WHAT IS ASKED: Reproduce exactly the final portion of the data: every line from the one containing "Give me the" through the last line, inclusive.
───── RECORDS TO PROCESS ─────
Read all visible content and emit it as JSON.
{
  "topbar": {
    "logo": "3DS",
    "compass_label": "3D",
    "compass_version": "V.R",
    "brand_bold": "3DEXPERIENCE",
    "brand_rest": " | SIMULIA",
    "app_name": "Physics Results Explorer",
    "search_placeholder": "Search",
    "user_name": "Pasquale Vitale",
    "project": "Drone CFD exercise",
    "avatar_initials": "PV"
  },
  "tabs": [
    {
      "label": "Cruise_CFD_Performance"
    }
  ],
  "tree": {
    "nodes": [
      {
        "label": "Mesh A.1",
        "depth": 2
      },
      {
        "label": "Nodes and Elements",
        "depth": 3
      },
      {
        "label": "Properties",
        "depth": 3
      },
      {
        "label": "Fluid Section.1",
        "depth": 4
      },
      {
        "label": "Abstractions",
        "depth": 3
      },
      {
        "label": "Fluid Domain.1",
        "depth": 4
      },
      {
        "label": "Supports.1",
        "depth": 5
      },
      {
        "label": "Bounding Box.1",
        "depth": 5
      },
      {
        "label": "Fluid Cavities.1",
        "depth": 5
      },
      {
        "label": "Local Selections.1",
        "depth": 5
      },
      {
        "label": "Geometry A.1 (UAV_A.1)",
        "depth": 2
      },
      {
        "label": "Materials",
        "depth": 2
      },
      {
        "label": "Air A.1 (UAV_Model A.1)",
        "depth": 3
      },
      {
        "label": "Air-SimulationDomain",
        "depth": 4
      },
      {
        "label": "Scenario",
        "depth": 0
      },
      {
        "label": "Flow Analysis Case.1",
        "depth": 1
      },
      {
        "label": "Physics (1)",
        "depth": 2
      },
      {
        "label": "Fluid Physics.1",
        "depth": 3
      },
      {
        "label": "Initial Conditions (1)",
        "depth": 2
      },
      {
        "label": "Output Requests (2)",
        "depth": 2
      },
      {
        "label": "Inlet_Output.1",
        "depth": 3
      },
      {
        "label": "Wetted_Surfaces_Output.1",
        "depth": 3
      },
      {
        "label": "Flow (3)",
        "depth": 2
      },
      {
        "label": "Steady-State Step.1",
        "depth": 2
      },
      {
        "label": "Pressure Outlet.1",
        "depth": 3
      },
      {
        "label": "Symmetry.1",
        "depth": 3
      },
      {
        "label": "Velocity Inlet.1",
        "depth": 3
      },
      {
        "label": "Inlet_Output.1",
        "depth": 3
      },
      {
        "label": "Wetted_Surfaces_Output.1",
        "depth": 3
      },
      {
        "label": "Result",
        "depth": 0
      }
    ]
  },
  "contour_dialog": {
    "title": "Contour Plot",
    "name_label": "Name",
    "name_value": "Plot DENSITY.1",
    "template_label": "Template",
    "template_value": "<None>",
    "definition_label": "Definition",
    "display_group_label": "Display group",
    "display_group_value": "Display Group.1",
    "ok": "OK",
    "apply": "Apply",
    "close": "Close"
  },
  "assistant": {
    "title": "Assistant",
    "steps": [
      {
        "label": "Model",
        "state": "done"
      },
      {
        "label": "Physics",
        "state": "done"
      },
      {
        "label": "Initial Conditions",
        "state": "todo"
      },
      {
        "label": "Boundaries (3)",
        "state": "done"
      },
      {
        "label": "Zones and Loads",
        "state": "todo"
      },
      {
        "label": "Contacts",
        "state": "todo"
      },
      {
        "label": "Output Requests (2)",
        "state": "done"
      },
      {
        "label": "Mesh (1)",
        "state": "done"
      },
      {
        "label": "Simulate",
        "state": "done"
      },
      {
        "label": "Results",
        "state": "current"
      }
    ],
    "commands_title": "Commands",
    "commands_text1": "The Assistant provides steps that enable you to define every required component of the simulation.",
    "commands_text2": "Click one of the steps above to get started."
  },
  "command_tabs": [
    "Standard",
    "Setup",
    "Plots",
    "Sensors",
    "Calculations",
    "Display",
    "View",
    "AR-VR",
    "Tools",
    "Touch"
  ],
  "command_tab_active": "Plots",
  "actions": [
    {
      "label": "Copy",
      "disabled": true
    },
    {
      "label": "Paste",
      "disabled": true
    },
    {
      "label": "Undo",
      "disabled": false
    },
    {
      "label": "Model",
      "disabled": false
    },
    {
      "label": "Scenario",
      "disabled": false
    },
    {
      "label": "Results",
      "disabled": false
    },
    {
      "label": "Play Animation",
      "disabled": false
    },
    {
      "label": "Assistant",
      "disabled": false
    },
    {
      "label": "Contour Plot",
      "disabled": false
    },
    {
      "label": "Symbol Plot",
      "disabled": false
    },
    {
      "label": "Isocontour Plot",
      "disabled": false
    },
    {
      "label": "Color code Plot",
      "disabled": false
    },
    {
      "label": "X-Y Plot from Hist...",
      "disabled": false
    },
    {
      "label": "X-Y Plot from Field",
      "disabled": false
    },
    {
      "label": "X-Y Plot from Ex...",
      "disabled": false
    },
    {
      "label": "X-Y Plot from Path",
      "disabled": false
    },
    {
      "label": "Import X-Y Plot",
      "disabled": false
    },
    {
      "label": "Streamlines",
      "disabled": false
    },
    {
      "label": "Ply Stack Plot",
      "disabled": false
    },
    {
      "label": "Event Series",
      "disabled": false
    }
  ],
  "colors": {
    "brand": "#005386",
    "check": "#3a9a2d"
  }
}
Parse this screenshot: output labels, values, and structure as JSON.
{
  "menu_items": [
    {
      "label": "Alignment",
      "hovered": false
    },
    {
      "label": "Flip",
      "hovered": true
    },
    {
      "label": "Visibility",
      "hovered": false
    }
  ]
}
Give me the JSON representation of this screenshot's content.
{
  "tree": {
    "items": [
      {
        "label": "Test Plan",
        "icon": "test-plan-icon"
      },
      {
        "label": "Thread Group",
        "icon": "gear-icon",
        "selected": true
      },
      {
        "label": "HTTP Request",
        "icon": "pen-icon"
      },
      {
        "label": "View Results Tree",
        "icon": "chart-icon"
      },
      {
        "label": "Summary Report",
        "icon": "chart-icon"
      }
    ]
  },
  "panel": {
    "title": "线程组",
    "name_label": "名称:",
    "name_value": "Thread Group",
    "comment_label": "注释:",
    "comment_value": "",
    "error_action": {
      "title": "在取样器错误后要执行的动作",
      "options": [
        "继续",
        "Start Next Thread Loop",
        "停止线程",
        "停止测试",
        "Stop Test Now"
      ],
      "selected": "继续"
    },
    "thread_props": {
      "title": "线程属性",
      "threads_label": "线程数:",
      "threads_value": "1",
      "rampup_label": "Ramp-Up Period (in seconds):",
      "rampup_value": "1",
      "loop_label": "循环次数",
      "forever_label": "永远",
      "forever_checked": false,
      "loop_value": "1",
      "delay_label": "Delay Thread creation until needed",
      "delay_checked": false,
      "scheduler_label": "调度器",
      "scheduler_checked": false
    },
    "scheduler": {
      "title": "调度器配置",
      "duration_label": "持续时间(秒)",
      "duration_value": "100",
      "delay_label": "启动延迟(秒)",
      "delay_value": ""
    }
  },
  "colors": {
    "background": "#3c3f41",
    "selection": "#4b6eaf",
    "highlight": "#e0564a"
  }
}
─────
ANSWER TO THE PROBLEM:
Give me the JSON representation of this screenshot's content.
{
  "tree": {
    "items": [
      {
        "label": "Test Plan",
        "icon": "test-plan-icon"
      },
      {
        "label": "Thread Group",
        "icon": "gear-icon",
        "selected": true
      },
      {
        "label": "HTTP Request",
        "icon": "pen-icon"
      },
      {
        "label": "View Results Tree",
        "icon": "chart-icon"
      },
      {
        "label": "Summary Report",
        "icon": "chart-icon"
      }
    ]
  },
  "panel": {
    "title": "线程组",
    "name_label": "名称:",
    "name_value": "Thread Group",
    "comment_label": "注释:",
    "comment_value": "",
    "error_action": {
      "title": "在取样器错误后要执行的动作",
      "options": [
        "继续",
        "Start Next Thread Loop",
        "停止线程",
        "停止测试",
        "Stop Test Now"
      ],
      "selected": "继续"
    },
    "thread_props": {
      "title": "线程属性",
      "threads_label": "线程数:",
      "threads_value": "1",
      "rampup_label": "Ramp-Up Period (in seconds):",
      "rampup_value": "1",
      "loop_label": "循环次数",
      "forever_label": "永远",
      "forever_checked": false,
      "loop_value": "1",
      "delay_label": "Delay Thread creation until needed",
      "delay_checked": false,
      "scheduler_label": "调度器",
      "scheduler_checked": false
    },
    "scheduler": {
      "title": "调度器配置",
      "duration_label": "持续时间(秒)",
      "duration_value": "100",
      "delay_label": "启动延迟(秒)",
      "delay_value": ""
    }
  },
  "colors": {
    "background": "#3c3f41",
    "selection": "#4b6eaf",
    "highlight": "#e0564a"
  }
}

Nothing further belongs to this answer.